Give the data again, word for word.

Items from a data source
# # # #

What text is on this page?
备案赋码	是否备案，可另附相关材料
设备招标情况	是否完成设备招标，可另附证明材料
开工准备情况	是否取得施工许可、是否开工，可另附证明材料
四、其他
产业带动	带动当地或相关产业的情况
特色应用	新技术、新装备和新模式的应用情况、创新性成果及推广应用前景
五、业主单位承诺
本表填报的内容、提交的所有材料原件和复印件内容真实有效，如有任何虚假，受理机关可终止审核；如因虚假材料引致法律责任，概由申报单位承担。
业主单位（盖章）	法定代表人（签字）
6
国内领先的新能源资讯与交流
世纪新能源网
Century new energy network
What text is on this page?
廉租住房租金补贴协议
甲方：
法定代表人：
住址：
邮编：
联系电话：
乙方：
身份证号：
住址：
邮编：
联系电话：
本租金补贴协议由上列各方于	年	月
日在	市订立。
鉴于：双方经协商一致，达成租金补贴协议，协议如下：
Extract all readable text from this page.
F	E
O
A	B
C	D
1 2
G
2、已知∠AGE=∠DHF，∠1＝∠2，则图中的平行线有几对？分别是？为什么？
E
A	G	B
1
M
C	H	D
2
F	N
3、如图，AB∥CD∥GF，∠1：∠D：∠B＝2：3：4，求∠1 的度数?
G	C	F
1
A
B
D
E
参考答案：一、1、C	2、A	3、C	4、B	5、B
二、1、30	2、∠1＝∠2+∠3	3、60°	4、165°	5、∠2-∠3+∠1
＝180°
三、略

# # # #

**Answer for this exercise**
What text is on this page?
备案赋码	是否备案，可另附相关材料
设备招标情况	是否完成设备招标，可另附证明材料
开工准备情况	是否取得施工许可、是否开工，可另附证明材料
四、其他
产业带动	带动当地或相关产业的情况
特色应用	新技术、新装备和新模式的应用情况、创新性成果及推广应用前景
五、业主单位承诺
本表填报的内容、提交的所有材料原件和复印件内容真实有效，如有任何虚假，受理机关可终止审核；如因虚假材料引致法律责任，概由申报单位承担。
业主单位（盖章）	法定代表人（签字）
6
国内领先的新能源资讯与交流
世纪新能源网
Century new energy network
What text is on this page?
廉租住房租金补贴协议
甲方：
法定代表人：
住址：
邮编：
联系电话：
乙方：
身份证号：
住址：
邮编：
联系电话：
本租金补贴协议由上列各方于	年	月
日在	市订立。
鉴于：双方经协商一致，达成租金补贴协议，协议如下：
Extract all readable text from this page.
F	E
O
A	B
C	D
1 2
G
2、已知∠AGE=∠DHF，∠1＝∠2，则图中的平行线有几对？分别是？为什么？
E
A	G	B
1
M
C	H	D
2
F	N
3、如图，AB∥CD∥GF，∠1：∠D：∠B＝2：3：4，求∠1 的度数?
G	C	F
1
A
B
D
E
参考答案：一、1、C	2、A	3、C	4、B	5、B
二、1、30	2、∠1＝∠2+∠3	3、60°	4、165°	5、∠2-∠3+∠1
＝180°
三、略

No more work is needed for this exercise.